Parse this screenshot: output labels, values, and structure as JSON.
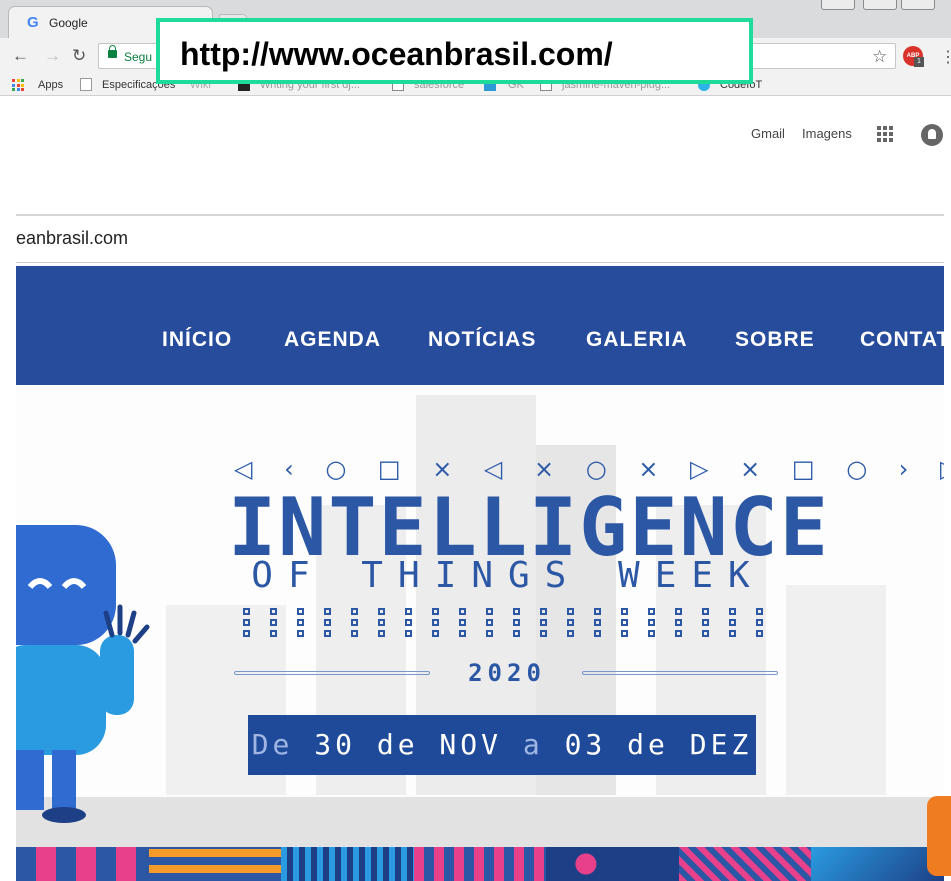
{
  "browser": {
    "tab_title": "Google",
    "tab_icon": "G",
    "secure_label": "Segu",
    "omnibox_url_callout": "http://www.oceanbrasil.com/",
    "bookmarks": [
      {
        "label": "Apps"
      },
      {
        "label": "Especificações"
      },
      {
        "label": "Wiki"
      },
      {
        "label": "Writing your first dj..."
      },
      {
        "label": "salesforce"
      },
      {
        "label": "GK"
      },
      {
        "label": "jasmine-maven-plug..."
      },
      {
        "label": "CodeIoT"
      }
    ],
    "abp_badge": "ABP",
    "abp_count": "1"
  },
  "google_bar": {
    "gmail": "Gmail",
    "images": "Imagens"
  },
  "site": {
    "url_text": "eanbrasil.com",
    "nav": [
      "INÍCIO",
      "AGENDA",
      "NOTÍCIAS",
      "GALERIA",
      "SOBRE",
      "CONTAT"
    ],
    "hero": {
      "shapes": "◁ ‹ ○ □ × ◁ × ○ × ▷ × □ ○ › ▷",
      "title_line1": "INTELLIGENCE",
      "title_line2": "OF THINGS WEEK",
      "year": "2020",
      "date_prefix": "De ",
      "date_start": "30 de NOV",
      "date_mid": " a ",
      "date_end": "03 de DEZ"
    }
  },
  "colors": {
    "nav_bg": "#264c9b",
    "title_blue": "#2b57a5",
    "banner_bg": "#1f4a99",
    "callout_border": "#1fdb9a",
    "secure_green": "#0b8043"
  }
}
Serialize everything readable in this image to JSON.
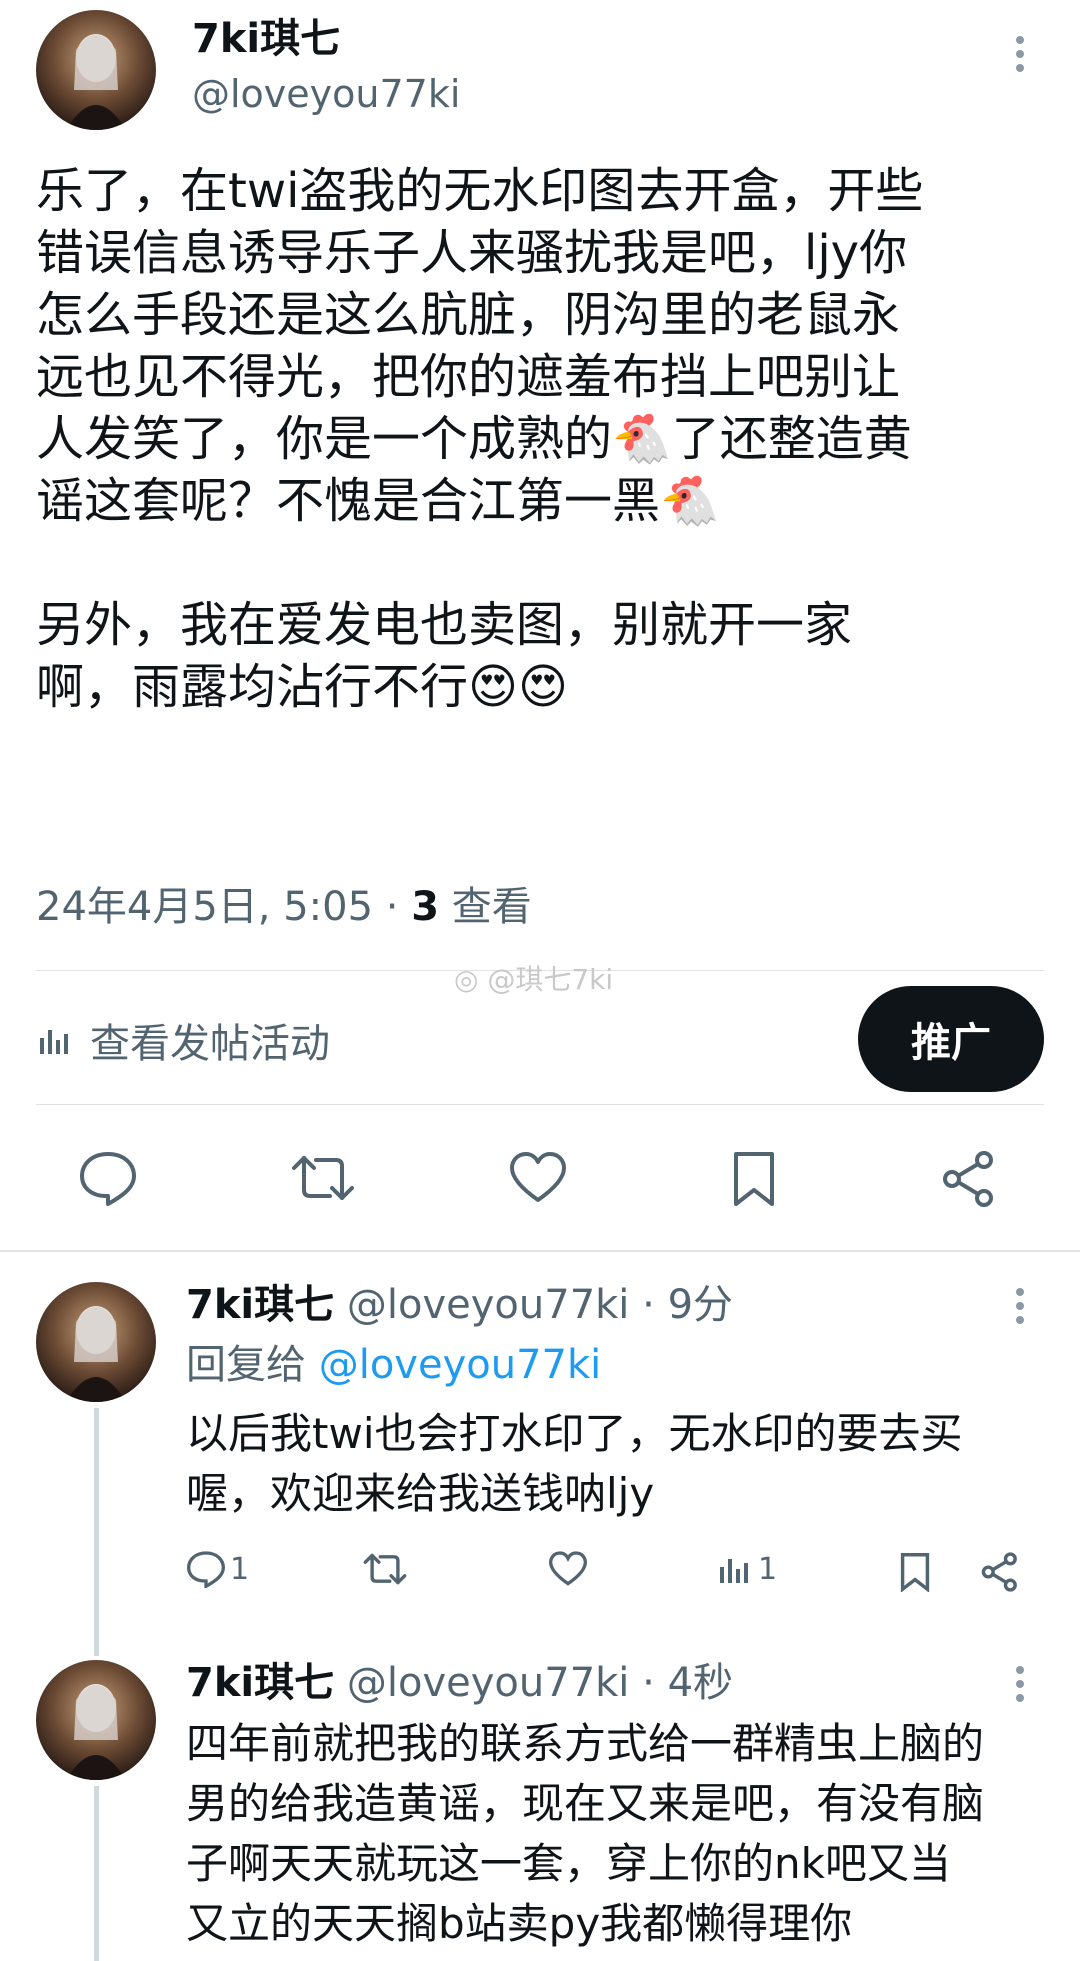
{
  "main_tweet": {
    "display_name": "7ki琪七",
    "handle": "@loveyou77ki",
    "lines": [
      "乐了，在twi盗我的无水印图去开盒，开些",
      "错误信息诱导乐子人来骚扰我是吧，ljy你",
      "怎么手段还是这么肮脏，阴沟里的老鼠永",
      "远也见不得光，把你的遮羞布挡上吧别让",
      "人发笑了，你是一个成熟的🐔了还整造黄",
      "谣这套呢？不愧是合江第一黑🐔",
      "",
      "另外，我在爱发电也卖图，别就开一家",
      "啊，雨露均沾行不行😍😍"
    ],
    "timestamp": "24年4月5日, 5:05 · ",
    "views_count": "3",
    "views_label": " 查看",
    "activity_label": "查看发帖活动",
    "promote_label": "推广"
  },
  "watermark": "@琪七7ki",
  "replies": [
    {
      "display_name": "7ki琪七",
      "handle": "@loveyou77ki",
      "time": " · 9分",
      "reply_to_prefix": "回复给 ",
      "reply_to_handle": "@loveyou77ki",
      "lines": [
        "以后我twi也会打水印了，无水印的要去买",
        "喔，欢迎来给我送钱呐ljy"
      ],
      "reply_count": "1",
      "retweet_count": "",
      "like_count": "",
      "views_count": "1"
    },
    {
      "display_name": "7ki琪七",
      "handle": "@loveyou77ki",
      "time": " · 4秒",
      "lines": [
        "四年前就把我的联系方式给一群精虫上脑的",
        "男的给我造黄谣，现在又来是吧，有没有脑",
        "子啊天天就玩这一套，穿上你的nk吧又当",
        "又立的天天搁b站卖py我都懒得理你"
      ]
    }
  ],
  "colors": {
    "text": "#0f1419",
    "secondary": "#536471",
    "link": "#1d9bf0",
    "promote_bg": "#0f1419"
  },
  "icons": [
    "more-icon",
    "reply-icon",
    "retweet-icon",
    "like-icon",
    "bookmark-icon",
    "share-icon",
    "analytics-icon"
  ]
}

━━━━━━━━

**Work to do**
Write the listing above out again exactly, dropping each image.

**Full response**
Parse this screenshot: output labels, values, and structure as JSON.
{
  "browser": {
    "tab_title": "Google",
    "tab_icon": "G",
    "secure_label": "Segu",
    "omnibox_url_callout": "http://www.oceanbrasil.com/",
    "bookmarks": [
      {
        "label": "Apps"
      },
      {
        "label": "Especificações"
      },
      {
        "label": "Wiki"
      },
      {
        "label": "Writing your first dj..."
      },
      {
        "label": "salesforce"
      },
      {
        "label": "GK"
      },
      {
        "label": "jasmine-maven-plug..."
      },
      {
        "label": "CodeIoT"
      }
    ],
    "abp_badge": "ABP",
    "abp_count": "1"
  },
  "google_bar": {
    "gmail": "Gmail",
    "images": "Imagens"
  },
  "site": {
    "url_text": "eanbrasil.com",
    "nav": [
      "INÍCIO",
      "AGENDA",
      "NOTÍCIAS",
      "GALERIA",
      "SOBRE",
      "CONTAT"
    ],
    "hero": {
      "shapes": "◁ ‹ ○ □ × ◁ × ○ × ▷ × □ ○ › ▷",
      "title_line1": "INTELLIGENCE",
      "title_line2": "OF THINGS WEEK",
      "year": "2020",
      "date_prefix": "De ",
      "date_start": "30 de NOV",
      "date_mid": " a ",
      "date_end": "03 de DEZ"
    }
  },
  "colors": {
    "nav_bg": "#264c9b",
    "title_blue": "#2b57a5",
    "banner_bg": "#1f4a99",
    "callout_border": "#1fdb9a",
    "secure_green": "#0b8043"
  }
}
Serialize everything readable in this image to JSON.
{
  "main_tweet": {
    "display_name": "7ki琪七",
    "handle": "@loveyou77ki",
    "lines": [
      "乐了，在twi盗我的无水印图去开盒，开些",
      "错误信息诱导乐子人来骚扰我是吧，ljy你",
      "怎么手段还是这么肮脏，阴沟里的老鼠永",
      "远也见不得光，把你的遮羞布挡上吧别让",
      "人发笑了，你是一个成熟的🐔了还整造黄",
      "谣这套呢？不愧是合江第一黑🐔",
      "",
      "另外，我在爱发电也卖图，别就开一家",
      "啊，雨露均沾行不行😍😍"
    ],
    "timestamp": "24年4月5日, 5:05 · ",
    "views_count": "3",
    "views_label": " 查看",
    "activity_label": "查看发帖活动",
    "promote_label": "推广"
  },
  "watermark": "@琪七7ki",
  "replies": [
    {
      "display_name": "7ki琪七",
      "handle": "@loveyou77ki",
      "time": " · 9分",
      "reply_to_prefix": "回复给 ",
      "reply_to_handle": "@loveyou77ki",
      "lines": [
        "以后我twi也会打水印了，无水印的要去买",
        "喔，欢迎来给我送钱呐ljy"
      ],
      "reply_count": "1",
      "retweet_count": "",
      "like_count": "",
      "views_count": "1"
    },
    {
      "display_name": "7ki琪七",
      "handle": "@loveyou77ki",
      "time": " · 4秒",
      "lines": [
        "四年前就把我的联系方式给一群精虫上脑的",
        "男的给我造黄谣，现在又来是吧，有没有脑",
        "子啊天天就玩这一套，穿上你的nk吧又当",
        "又立的天天搁b站卖py我都懒得理你"
      ]
    }
  ],
  "colors": {
    "text": "#0f1419",
    "secondary": "#536471",
    "link": "#1d9bf0",
    "promote_bg": "#0f1419"
  },
  "icons": [
    "more-icon",
    "reply-icon",
    "retweet-icon",
    "like-icon",
    "bookmark-icon",
    "share-icon",
    "analytics-icon"
  ]
}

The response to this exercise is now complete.